▶ **EXERCISE**
Extract all of the entries and give them again, word for word.

###

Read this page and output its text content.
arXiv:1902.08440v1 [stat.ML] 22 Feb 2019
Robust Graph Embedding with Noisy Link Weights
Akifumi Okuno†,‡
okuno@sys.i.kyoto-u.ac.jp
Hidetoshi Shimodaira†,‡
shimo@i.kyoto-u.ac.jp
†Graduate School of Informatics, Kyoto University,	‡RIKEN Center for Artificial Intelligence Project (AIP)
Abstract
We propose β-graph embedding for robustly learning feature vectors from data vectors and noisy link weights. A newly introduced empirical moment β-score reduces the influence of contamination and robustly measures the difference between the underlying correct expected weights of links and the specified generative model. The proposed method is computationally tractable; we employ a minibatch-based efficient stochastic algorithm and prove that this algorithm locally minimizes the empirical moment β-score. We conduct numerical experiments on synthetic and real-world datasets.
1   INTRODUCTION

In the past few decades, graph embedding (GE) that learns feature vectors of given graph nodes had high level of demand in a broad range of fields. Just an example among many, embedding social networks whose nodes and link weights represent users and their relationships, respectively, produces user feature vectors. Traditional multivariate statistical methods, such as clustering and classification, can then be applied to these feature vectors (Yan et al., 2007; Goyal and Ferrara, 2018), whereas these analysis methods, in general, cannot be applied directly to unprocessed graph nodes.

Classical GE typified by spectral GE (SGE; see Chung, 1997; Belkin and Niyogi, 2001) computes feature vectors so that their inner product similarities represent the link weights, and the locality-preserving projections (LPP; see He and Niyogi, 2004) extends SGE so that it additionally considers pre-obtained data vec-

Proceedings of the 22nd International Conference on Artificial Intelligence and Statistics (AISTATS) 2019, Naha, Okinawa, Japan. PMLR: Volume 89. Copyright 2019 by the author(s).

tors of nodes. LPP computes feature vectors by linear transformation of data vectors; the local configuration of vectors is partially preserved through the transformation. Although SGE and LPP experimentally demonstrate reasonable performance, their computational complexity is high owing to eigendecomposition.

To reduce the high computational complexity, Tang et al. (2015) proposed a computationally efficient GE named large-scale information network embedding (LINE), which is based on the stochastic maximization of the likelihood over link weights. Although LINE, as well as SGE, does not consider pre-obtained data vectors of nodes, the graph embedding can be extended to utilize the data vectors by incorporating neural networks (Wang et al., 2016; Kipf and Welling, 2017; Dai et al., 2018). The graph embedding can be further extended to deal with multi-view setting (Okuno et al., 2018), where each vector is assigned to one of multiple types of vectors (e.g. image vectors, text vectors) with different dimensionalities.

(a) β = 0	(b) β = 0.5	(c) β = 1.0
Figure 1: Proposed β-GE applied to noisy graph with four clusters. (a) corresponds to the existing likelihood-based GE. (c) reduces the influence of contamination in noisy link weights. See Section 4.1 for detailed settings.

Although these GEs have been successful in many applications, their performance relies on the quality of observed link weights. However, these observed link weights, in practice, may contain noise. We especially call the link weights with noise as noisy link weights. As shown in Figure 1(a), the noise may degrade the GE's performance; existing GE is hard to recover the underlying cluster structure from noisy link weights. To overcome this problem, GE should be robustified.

###

▶ **THE ANSWER**
Read this page and output its text content.
arXiv:1902.08440v1 [stat.ML] 22 Feb 2019
Robust Graph Embedding with Noisy Link Weights
Akifumi Okuno†,‡
okuno@sys.i.kyoto-u.ac.jp
Hidetoshi Shimodaira†,‡
shimo@i.kyoto-u.ac.jp
†Graduate School of Informatics, Kyoto University,	‡RIKEN Center for Artificial Intelligence Project (AIP)
Abstract
We propose β-graph embedding for robustly learning feature vectors from data vectors and noisy link weights. A newly introduced empirical moment β-score reduces the influence of contamination and robustly measures the difference between the underlying correct expected weights of links and the specified generative model. The proposed method is computationally tractable; we employ a minibatch-based efficient stochastic algorithm and prove that this algorithm locally minimizes the empirical moment β-score. We conduct numerical experiments on synthetic and real-world datasets.
1   INTRODUCTION

In the past few decades, graph embedding (GE) that learns feature vectors of given graph nodes had high level of demand in a broad range of fields. Just an example among many, embedding social networks whose nodes and link weights represent users and their relationships, respectively, produces user feature vectors. Traditional multivariate statistical methods, such as clustering and classification, can then be applied to these feature vectors (Yan et al., 2007; Goyal and Ferrara, 2018), whereas these analysis methods, in general, cannot be applied directly to unprocessed graph nodes.

Classical GE typified by spectral GE (SGE; see Chung, 1997; Belkin and Niyogi, 2001) computes feature vectors so that their inner product similarities represent the link weights, and the locality-preserving projections (LPP; see He and Niyogi, 2004) extends SGE so that it additionally considers pre-obtained data vec-

Proceedings of the 22nd International Conference on Artificial Intelligence and Statistics (AISTATS) 2019, Naha, Okinawa, Japan. PMLR: Volume 89. Copyright 2019 by the author(s).

tors of nodes. LPP computes feature vectors by linear transformation of data vectors; the local configuration of vectors is partially preserved through the transformation. Although SGE and LPP experimentally demonstrate reasonable performance, their computational complexity is high owing to eigendecomposition.

To reduce the high computational complexity, Tang et al. (2015) proposed a computationally efficient GE named large-scale information network embedding (LINE), which is based on the stochastic maximization of the likelihood over link weights. Although LINE, as well as SGE, does not consider pre-obtained data vectors of nodes, the graph embedding can be extended to utilize the data vectors by incorporating neural networks (Wang et al., 2016; Kipf and Welling, 2017; Dai et al., 2018). The graph embedding can be further extended to deal with multi-view setting (Okuno et al., 2018), where each vector is assigned to one of multiple types of vectors (e.g. image vectors, text vectors) with different dimensionalities.

(a) β = 0	(b) β = 0.5	(c) β = 1.0
Figure 1: Proposed β-GE applied to noisy graph with four clusters. (a) corresponds to the existing likelihood-based GE. (c) reduces the influence of contamination in noisy link weights. See Section 4.1 for detailed settings.

Although these GEs have been successful in many applications, their performance relies on the quality of observed link weights. However, these observed link weights, in practice, may contain noise. We especially call the link weights with noise as noisy link weights. As shown in Figure 1(a), the noise may degrade the GE's performance; existing GE is hard to recover the underlying cluster structure from noisy link weights. To overcome this problem, GE should be robustified.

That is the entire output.